§ **Challenge**
Check every line of the material below for "exercises". Give the number of lines that have it, and only that.

§ **The records**
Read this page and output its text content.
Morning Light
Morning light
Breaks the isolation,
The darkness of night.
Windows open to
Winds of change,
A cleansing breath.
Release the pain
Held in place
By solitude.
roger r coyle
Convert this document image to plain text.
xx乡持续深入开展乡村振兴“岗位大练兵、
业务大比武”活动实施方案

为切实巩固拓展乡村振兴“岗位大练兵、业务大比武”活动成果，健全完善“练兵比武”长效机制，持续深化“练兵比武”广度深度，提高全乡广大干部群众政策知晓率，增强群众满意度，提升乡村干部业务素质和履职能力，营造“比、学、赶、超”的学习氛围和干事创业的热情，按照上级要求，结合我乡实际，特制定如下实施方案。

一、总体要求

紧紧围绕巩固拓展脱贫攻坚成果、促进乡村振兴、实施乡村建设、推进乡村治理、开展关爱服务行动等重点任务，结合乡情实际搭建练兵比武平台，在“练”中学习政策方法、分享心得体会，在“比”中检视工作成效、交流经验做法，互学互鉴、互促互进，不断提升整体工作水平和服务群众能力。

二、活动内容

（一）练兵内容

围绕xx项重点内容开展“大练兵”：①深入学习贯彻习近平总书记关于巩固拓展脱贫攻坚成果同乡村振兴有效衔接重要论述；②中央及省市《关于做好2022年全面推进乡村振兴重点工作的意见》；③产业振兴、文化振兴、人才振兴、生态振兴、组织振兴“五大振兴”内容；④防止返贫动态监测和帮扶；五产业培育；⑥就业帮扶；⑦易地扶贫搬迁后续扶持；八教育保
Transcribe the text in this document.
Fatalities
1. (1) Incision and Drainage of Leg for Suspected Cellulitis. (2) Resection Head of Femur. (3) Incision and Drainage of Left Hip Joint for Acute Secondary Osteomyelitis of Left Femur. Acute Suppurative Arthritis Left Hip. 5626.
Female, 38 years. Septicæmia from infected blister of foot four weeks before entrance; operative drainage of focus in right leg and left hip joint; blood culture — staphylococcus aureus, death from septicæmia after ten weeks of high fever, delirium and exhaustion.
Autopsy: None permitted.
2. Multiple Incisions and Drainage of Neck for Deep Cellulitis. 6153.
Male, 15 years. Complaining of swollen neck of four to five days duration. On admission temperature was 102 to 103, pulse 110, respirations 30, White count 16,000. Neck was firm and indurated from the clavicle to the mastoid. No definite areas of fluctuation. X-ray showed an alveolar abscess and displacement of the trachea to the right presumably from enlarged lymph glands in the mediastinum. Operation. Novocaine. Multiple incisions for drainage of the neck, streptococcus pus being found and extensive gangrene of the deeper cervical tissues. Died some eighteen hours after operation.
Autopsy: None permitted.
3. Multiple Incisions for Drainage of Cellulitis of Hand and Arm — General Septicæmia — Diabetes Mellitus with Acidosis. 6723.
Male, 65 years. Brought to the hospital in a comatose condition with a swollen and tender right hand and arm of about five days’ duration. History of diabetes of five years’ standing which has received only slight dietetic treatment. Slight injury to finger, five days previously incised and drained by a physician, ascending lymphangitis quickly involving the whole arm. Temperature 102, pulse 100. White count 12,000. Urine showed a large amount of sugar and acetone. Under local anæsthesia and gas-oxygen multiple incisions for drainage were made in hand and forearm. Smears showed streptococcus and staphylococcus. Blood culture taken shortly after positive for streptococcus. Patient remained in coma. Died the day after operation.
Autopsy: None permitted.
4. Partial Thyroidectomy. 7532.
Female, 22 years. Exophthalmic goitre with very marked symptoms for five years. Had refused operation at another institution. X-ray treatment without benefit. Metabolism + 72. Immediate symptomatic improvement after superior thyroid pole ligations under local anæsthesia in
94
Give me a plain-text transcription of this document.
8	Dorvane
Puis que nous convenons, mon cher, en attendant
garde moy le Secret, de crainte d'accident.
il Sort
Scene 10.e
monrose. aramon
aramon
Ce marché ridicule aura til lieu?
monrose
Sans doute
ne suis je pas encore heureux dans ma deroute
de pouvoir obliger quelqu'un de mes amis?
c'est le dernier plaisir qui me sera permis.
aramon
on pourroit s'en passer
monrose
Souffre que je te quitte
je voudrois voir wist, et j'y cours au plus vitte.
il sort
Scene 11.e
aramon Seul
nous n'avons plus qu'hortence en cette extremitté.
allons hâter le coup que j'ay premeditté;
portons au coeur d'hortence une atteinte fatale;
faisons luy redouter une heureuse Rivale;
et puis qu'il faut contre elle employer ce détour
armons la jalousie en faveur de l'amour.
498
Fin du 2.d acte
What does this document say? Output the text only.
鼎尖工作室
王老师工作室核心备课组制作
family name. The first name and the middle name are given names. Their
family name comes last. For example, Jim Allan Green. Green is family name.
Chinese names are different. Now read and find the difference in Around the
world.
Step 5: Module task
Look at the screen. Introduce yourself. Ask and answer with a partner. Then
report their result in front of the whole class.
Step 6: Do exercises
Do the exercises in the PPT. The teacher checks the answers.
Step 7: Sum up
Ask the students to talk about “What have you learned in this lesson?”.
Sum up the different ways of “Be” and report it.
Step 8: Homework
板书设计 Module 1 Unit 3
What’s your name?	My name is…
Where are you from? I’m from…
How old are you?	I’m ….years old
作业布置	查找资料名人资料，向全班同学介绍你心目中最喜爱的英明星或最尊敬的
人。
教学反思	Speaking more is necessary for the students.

§ **Response**
2